__What to do__.
Of the lines in this material, how many contain "subtitle"? Answer with a single number only.

__Source records__.
[start]
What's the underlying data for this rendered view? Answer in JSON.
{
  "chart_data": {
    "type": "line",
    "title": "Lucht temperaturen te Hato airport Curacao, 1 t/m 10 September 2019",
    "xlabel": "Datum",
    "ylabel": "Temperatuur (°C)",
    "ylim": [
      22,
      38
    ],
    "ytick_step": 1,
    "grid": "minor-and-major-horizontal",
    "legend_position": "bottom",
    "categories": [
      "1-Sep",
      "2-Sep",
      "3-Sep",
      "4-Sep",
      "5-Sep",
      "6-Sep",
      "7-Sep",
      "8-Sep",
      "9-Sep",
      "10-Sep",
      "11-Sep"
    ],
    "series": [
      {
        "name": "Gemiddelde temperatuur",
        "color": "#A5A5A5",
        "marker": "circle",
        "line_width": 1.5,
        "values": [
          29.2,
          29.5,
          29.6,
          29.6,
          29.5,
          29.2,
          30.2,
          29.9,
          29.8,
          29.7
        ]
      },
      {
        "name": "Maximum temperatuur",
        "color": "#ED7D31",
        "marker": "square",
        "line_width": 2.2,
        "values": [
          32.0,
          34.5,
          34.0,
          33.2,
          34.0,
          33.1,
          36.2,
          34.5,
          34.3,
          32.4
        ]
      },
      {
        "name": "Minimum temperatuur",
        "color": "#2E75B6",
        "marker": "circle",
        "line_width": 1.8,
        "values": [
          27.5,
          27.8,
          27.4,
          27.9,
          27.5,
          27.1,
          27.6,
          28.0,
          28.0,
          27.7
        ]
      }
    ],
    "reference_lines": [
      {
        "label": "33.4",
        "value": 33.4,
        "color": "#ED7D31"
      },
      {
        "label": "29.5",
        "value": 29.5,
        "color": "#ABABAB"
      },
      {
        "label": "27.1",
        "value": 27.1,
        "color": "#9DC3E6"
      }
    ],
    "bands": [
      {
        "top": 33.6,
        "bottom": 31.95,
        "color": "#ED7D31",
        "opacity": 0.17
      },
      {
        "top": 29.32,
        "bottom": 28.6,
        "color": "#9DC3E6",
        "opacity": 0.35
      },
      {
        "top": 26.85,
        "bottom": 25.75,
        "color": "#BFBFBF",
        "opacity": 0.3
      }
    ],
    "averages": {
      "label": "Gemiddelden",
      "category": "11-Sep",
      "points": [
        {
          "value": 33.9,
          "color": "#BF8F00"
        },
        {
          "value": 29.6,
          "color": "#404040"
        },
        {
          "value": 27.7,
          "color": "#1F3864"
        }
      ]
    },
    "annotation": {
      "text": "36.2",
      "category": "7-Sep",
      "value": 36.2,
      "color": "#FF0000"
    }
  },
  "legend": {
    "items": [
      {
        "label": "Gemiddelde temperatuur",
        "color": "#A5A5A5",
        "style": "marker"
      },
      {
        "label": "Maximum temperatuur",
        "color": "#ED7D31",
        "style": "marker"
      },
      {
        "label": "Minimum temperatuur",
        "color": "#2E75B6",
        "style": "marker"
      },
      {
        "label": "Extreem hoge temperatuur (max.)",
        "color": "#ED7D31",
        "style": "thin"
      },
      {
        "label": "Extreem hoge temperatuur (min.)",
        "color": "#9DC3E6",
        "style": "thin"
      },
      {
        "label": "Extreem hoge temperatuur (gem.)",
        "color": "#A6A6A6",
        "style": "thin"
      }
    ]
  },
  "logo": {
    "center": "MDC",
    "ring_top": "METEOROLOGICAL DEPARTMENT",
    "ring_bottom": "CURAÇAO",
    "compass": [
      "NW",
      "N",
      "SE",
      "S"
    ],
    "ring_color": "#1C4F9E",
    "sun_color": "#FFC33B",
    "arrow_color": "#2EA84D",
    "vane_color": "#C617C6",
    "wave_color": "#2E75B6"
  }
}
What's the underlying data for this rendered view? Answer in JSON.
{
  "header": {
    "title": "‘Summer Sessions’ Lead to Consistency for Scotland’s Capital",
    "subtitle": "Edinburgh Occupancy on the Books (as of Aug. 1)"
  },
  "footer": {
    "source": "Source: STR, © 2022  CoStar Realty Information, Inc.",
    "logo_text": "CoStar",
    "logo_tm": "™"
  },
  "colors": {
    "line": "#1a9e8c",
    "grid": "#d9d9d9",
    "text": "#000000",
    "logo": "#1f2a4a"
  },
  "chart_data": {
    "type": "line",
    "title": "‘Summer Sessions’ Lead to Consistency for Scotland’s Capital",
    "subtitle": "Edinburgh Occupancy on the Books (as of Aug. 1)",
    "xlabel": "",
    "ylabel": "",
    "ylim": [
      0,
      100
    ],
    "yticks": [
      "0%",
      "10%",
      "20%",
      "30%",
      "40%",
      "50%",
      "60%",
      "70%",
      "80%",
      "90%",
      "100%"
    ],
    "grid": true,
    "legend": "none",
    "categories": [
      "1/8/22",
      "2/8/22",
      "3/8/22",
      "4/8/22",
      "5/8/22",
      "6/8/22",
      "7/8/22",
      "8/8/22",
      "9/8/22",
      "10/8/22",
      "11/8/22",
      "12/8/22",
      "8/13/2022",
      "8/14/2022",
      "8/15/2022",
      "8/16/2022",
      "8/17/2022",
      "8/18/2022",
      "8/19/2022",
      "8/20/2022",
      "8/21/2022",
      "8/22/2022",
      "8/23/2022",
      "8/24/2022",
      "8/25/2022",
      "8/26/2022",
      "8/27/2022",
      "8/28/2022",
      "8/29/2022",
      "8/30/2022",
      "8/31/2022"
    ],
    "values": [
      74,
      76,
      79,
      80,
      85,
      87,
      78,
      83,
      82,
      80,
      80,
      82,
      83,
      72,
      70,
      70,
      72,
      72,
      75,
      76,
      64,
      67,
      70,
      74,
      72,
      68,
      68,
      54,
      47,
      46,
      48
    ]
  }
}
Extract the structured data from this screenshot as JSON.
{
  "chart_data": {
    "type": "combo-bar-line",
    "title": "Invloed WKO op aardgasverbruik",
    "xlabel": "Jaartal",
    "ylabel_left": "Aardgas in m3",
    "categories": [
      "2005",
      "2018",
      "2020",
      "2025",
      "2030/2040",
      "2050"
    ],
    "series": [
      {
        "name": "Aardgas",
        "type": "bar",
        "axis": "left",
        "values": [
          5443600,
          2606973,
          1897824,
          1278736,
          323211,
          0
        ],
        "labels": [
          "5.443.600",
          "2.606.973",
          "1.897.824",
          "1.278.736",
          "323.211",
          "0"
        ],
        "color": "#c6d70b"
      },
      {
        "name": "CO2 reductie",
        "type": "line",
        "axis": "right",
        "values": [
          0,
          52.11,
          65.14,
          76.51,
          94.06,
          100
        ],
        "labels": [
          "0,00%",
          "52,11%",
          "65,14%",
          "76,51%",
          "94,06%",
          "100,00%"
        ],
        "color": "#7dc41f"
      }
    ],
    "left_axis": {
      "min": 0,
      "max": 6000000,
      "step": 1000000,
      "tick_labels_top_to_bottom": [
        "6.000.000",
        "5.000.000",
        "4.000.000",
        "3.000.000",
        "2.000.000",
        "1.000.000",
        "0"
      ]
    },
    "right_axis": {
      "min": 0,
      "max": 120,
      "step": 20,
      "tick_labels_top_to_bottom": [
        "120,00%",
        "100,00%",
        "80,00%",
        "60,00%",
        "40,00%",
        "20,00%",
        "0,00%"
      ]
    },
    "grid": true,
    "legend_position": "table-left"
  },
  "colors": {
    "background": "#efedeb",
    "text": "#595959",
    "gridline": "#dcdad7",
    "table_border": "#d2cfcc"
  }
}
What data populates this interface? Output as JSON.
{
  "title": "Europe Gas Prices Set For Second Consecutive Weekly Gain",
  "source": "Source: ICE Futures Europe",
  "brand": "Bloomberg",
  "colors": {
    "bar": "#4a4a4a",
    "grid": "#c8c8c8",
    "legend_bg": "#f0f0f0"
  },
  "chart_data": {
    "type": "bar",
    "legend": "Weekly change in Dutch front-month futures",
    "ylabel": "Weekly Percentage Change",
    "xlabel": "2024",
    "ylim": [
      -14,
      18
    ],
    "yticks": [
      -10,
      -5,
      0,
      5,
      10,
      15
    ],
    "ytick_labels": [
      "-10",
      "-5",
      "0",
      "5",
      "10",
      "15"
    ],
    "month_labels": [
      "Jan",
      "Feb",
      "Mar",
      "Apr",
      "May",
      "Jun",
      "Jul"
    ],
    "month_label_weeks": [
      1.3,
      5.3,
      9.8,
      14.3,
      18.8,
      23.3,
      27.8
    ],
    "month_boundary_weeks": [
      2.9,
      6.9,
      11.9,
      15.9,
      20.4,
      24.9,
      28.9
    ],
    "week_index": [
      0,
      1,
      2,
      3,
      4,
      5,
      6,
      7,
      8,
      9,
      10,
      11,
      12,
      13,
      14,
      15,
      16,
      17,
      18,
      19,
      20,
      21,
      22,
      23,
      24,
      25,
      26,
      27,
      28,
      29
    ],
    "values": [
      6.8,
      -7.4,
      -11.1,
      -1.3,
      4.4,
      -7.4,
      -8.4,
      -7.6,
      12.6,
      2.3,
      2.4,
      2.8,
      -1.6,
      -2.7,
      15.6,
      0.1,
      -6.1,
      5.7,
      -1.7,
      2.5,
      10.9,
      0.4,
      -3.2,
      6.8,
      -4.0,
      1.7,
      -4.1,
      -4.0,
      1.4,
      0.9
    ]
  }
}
[end]
__Answer to the problem__.
2